:: INFORMATION SUPPLIED ::

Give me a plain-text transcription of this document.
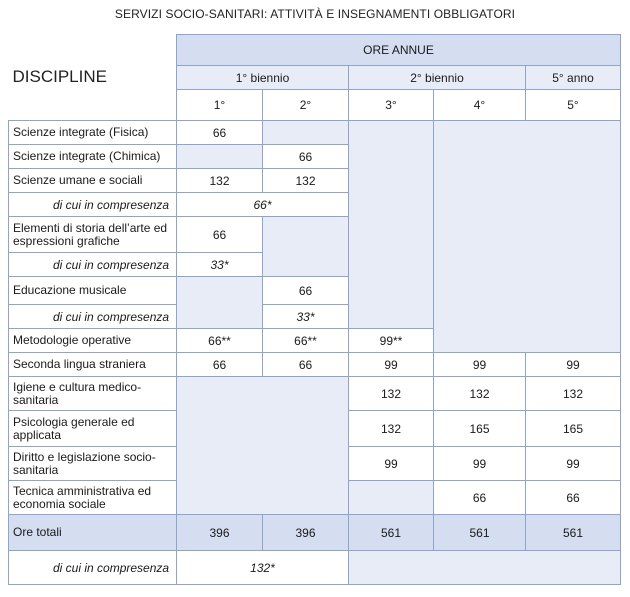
SERVIZI SOCIO-SANITARI: ATTIVITÀ E INSEGNAMENTI OBBLIGATORI
DISCIPLINE	ORE ANNUE				
	1° biennio		2° biennio		5° anno
	1°	2°	3°	4°	5°
Scienze integrate (Fisica)	66				
Scienze integrate (Chimica)		66			
Scienze umane e sociali	132	132			
di cui in compresenza	66*				
Elementi di storia dell’arte ed espressioni grafiche	66				
di cui in compresenza	33*				
Educazione musicale		66			
di cui in compresenza		33*			
Metodologie operative	66**	66**	99**		
Seconda lingua straniera	66	66	99	99	99
Igiene e cultura medico-sanitaria			132	132	132
Psicologia generale ed applicata			132	165	165
Diritto e legislazione socio-sanitaria			99	99	99
Tecnica amministrativa ed economia sociale				66	66
Ore totali	396	396	561	561	561
di cui in compresenza	132*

:::

* [WORK TO DO] Copy each line of the records containing the string "compresenza".

* [THE REPLY]
di cui in compresenza	66*				
di cui in compresenza	33*				
di cui in compresenza		33*			
di cui in compresenza	132*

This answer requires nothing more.